* Task instructions:
Scan the lines below; pull out those with "avec".

──────

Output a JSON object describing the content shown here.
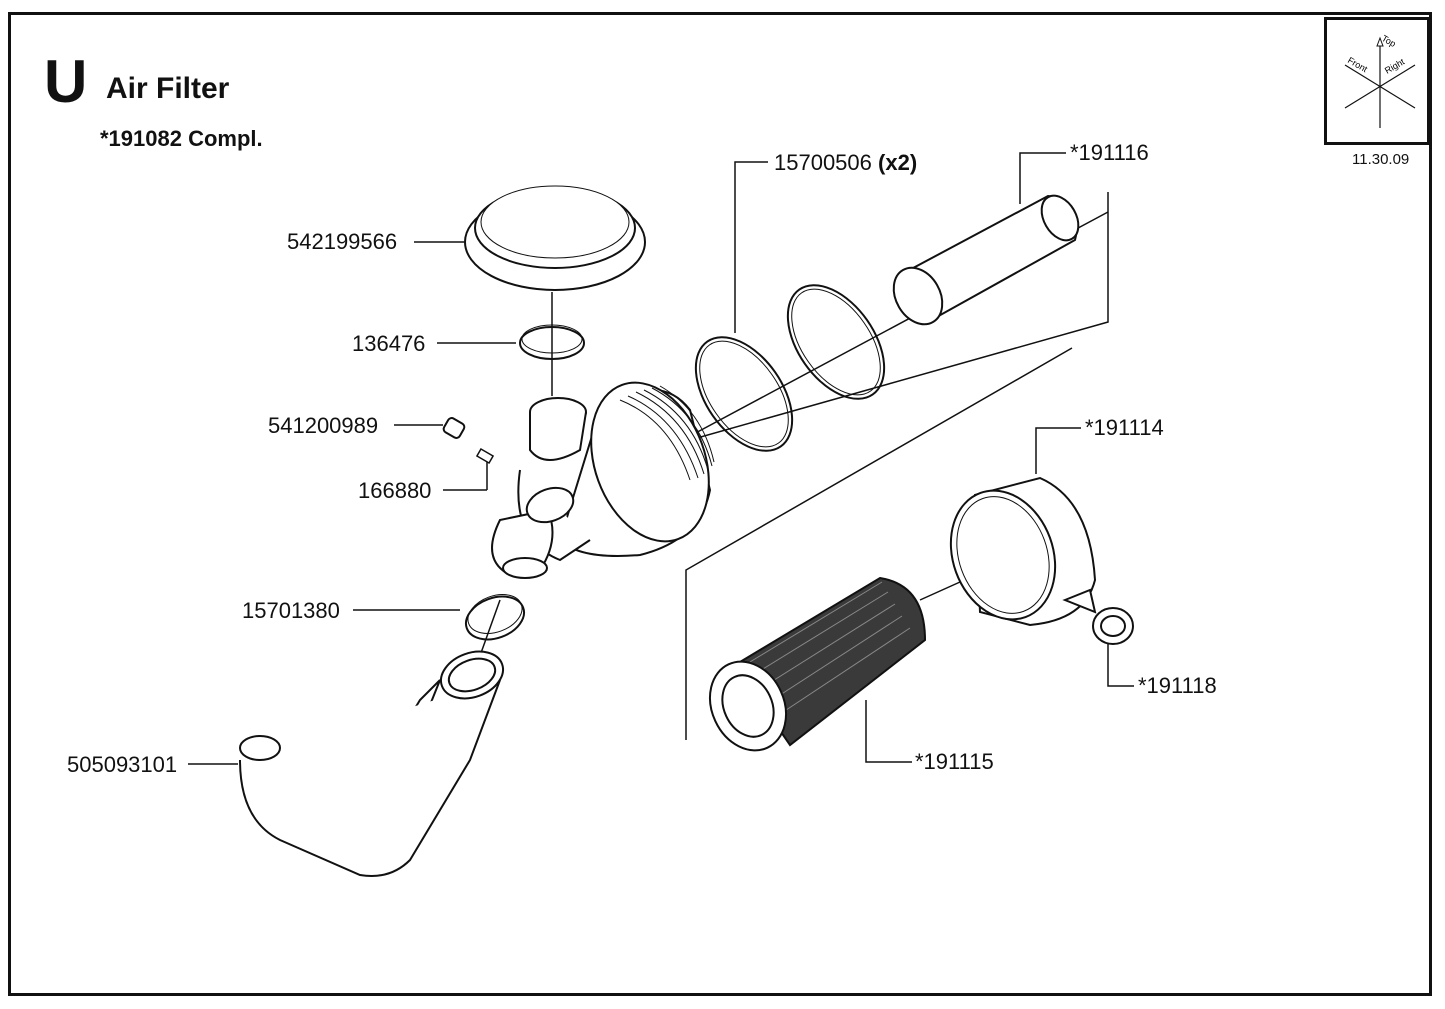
{
  "header": {
    "section": "U",
    "title": "Air Filter",
    "assembly": "*191082 Compl.",
    "date": "11.30.09"
  },
  "orientation": {
    "top": "Top",
    "front": "Front",
    "right": "Right"
  },
  "parts": [
    {
      "id": "542199566",
      "label": "542199566"
    },
    {
      "id": "136476",
      "label": "136476"
    },
    {
      "id": "541200989",
      "label": "541200989"
    },
    {
      "id": "166880",
      "label": "166880"
    },
    {
      "id": "15701380",
      "label": "15701380"
    },
    {
      "id": "505093101",
      "label": "505093101"
    },
    {
      "id": "15700506",
      "label": "15700506",
      "qty": "(x2)"
    },
    {
      "id": "191116",
      "label": "*191116"
    },
    {
      "id": "191114",
      "label": "*191114"
    },
    {
      "id": "191118",
      "label": "*191118"
    },
    {
      "id": "191115",
      "label": "*191115"
    }
  ]
}
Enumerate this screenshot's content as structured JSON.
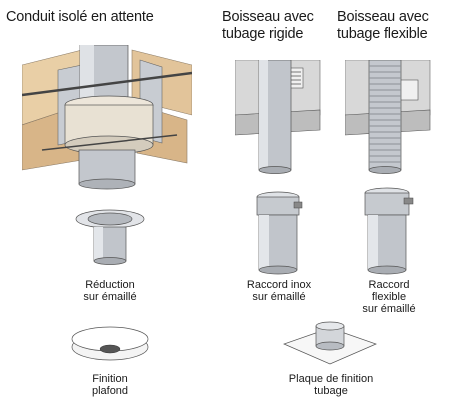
{
  "headers": {
    "col1": "Conduit isolé en attente",
    "col2_line1": "Boisseau avec",
    "col2_line2": "tubage rigide",
    "col3_line1": "Boisseau avec",
    "col3_line2": "tubage flexible"
  },
  "labels": {
    "reduction_line1": "Réduction",
    "reduction_line2": "sur émaillé",
    "raccord_inox_line1": "Raccord inox",
    "raccord_inox_line2": "sur émaillé",
    "raccord_flexible_line1": "Raccord",
    "raccord_flexible_line2": "flexible",
    "raccord_flexible_line3": "sur émaillé",
    "finition_line1": "Finition",
    "finition_line2": "plafond",
    "plaque_line1": "Plaque de finition",
    "plaque_line2": "tubage"
  },
  "colors": {
    "metal": "#b9bdc4",
    "beam": "#e6c79a",
    "insulation": "#d9d4cc"
  }
}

──────

* Correct result:
    "col2_line1": "Boisseau avec",
    "col3_line1": "Boisseau avec",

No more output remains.